(TASK)
List all lines of the data that include the string "icon".

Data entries
<<<<

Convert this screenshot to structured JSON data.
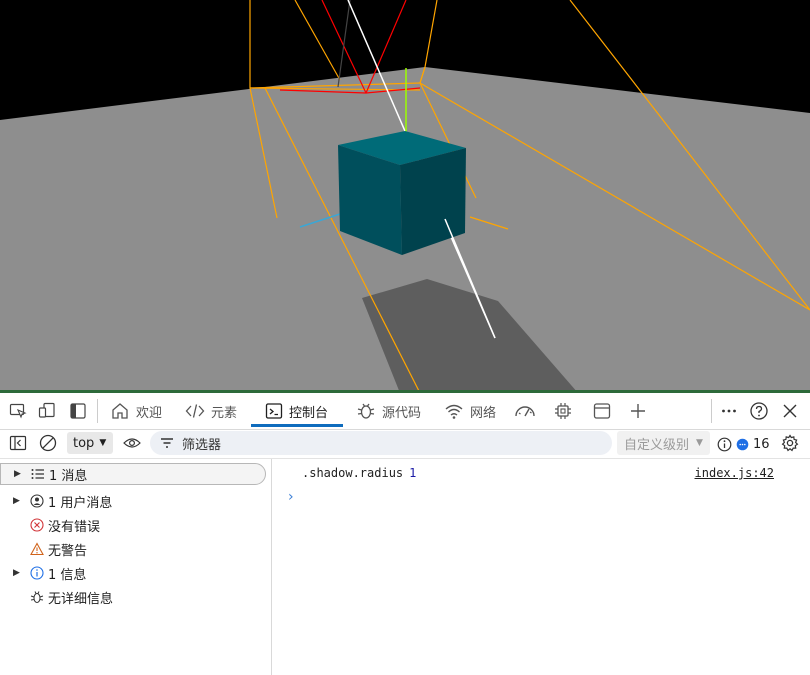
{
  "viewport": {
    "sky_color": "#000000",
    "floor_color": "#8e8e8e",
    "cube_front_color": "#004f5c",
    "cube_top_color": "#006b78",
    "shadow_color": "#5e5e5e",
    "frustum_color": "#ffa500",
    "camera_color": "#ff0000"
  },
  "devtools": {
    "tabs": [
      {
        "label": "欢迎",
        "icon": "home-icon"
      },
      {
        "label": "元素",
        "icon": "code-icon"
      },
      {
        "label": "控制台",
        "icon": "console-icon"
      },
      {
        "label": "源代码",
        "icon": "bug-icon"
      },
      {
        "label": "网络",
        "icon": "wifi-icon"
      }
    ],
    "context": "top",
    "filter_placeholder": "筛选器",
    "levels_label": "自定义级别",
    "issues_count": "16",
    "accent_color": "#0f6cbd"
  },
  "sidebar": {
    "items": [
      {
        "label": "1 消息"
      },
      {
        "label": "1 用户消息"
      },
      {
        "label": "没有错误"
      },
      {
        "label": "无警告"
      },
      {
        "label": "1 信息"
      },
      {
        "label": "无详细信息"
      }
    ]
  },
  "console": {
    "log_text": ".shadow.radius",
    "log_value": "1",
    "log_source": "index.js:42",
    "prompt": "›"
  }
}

>>>>

(TASK SOLUTION)
        "icon": "home-icon"
        "icon": "code-icon"
        "icon": "console-icon"
        "icon": "bug-icon"
        "icon": "wifi-icon"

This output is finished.